• Data rows:
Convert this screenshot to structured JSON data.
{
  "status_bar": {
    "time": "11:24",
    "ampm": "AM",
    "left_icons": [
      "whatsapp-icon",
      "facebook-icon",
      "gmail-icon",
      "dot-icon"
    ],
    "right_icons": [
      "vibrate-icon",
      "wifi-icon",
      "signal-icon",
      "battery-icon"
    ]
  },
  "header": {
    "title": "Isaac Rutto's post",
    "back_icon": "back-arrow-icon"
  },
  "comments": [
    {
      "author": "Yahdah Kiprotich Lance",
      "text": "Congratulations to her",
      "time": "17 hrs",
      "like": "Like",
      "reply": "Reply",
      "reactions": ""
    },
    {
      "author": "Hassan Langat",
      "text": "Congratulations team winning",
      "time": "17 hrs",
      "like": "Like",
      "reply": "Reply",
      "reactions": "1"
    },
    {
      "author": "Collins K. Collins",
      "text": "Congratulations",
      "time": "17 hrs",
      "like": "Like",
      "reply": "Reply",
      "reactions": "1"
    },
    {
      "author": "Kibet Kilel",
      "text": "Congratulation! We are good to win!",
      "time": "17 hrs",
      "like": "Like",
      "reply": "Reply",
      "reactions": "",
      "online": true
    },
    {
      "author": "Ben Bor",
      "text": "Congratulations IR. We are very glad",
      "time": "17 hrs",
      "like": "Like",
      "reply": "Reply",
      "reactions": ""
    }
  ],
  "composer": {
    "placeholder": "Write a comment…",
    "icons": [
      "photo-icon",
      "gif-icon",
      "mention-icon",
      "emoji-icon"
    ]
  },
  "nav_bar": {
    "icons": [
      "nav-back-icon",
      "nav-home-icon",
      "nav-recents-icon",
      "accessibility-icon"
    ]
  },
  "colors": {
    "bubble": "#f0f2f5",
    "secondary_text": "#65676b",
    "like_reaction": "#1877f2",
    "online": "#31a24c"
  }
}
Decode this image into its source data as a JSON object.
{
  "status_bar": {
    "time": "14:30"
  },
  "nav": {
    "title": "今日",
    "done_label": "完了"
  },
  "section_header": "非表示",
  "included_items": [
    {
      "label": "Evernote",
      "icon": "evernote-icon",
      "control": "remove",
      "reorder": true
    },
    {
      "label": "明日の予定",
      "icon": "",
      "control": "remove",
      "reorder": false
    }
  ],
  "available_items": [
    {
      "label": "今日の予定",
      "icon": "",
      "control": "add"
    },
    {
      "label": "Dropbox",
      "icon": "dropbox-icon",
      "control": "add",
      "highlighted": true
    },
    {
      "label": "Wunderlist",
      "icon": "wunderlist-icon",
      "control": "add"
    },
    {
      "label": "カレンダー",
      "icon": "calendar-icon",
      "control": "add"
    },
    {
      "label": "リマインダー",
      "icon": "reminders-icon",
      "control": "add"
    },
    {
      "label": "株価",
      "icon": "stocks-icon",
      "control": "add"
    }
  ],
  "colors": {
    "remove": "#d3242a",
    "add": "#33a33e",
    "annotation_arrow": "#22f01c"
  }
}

• Request: Copy out the whole listing, exactly as written.

• Full response:
Convert this screenshot to structured JSON data.
{
  "status_bar": {
    "time": "11:24",
    "ampm": "AM",
    "left_icons": [
      "whatsapp-icon",
      "facebook-icon",
      "gmail-icon",
      "dot-icon"
    ],
    "right_icons": [
      "vibrate-icon",
      "wifi-icon",
      "signal-icon",
      "battery-icon"
    ]
  },
  "header": {
    "title": "Isaac Rutto's post",
    "back_icon": "back-arrow-icon"
  },
  "comments": [
    {
      "author": "Yahdah Kiprotich Lance",
      "text": "Congratulations to her",
      "time": "17 hrs",
      "like": "Like",
      "reply": "Reply",
      "reactions": ""
    },
    {
      "author": "Hassan Langat",
      "text": "Congratulations team winning",
      "time": "17 hrs",
      "like": "Like",
      "reply": "Reply",
      "reactions": "1"
    },
    {
      "author": "Collins K. Collins",
      "text": "Congratulations",
      "time": "17 hrs",
      "like": "Like",
      "reply": "Reply",
      "reactions": "1"
    },
    {
      "author": "Kibet Kilel",
      "text": "Congratulation! We are good to win!",
      "time": "17 hrs",
      "like": "Like",
      "reply": "Reply",
      "reactions": "",
      "online": true
    },
    {
      "author": "Ben Bor",
      "text": "Congratulations IR. We are very glad",
      "time": "17 hrs",
      "like": "Like",
      "reply": "Reply",
      "reactions": ""
    }
  ],
  "composer": {
    "placeholder": "Write a comment…",
    "icons": [
      "photo-icon",
      "gif-icon",
      "mention-icon",
      "emoji-icon"
    ]
  },
  "nav_bar": {
    "icons": [
      "nav-back-icon",
      "nav-home-icon",
      "nav-recents-icon",
      "accessibility-icon"
    ]
  },
  "colors": {
    "bubble": "#f0f2f5",
    "secondary_text": "#65676b",
    "like_reaction": "#1877f2",
    "online": "#31a24c"
  }
}
Decode this image into its source data as a JSON object.
{
  "status_bar": {
    "time": "14:30"
  },
  "nav": {
    "title": "今日",
    "done_label": "完了"
  },
  "section_header": "非表示",
  "included_items": [
    {
      "label": "Evernote",
      "icon": "evernote-icon",
      "control": "remove",
      "reorder": true
    },
    {
      "label": "明日の予定",
      "icon": "",
      "control": "remove",
      "reorder": false
    }
  ],
  "available_items": [
    {
      "label": "今日の予定",
      "icon": "",
      "control": "add"
    },
    {
      "label": "Dropbox",
      "icon": "dropbox-icon",
      "control": "add",
      "highlighted": true
    },
    {
      "label": "Wunderlist",
      "icon": "wunderlist-icon",
      "control": "add"
    },
    {
      "label": "カレンダー",
      "icon": "calendar-icon",
      "control": "add"
    },
    {
      "label": "リマインダー",
      "icon": "reminders-icon",
      "control": "add"
    },
    {
      "label": "株価",
      "icon": "stocks-icon",
      "control": "add"
    }
  ],
  "colors": {
    "remove": "#d3242a",
    "add": "#33a33e",
    "annotation_arrow": "#22f01c"
  }
}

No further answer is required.